__Recorded information__:
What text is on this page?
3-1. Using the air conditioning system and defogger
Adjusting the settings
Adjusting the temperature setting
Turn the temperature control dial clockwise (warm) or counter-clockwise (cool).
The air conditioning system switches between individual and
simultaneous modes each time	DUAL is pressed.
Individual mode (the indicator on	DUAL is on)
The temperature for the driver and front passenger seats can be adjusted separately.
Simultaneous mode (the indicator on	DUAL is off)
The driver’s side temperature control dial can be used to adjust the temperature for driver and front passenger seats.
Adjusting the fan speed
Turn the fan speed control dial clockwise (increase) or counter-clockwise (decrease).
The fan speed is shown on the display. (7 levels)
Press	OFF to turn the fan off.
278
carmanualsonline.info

__What to produce__: Write out the records above again, keeping each one identical to the original.

__Answer__:
What text is on this page?
3-1. Using the air conditioning system and defogger
Adjusting the settings
Adjusting the temperature setting
Turn the temperature control dial clockwise (warm) or counter-clockwise (cool).
The air conditioning system switches between individual and
simultaneous modes each time	DUAL is pressed.
Individual mode (the indicator on	DUAL is on)
The temperature for the driver and front passenger seats can be adjusted separately.
Simultaneous mode (the indicator on	DUAL is off)
The driver’s side temperature control dial can be used to adjust the temperature for driver and front passenger seats.
Adjusting the fan speed
Turn the fan speed control dial clockwise (increase) or counter-clockwise (decrease).
The fan speed is shown on the display. (7 levels)
Press	OFF to turn the fan off.
278
carmanualsonline.info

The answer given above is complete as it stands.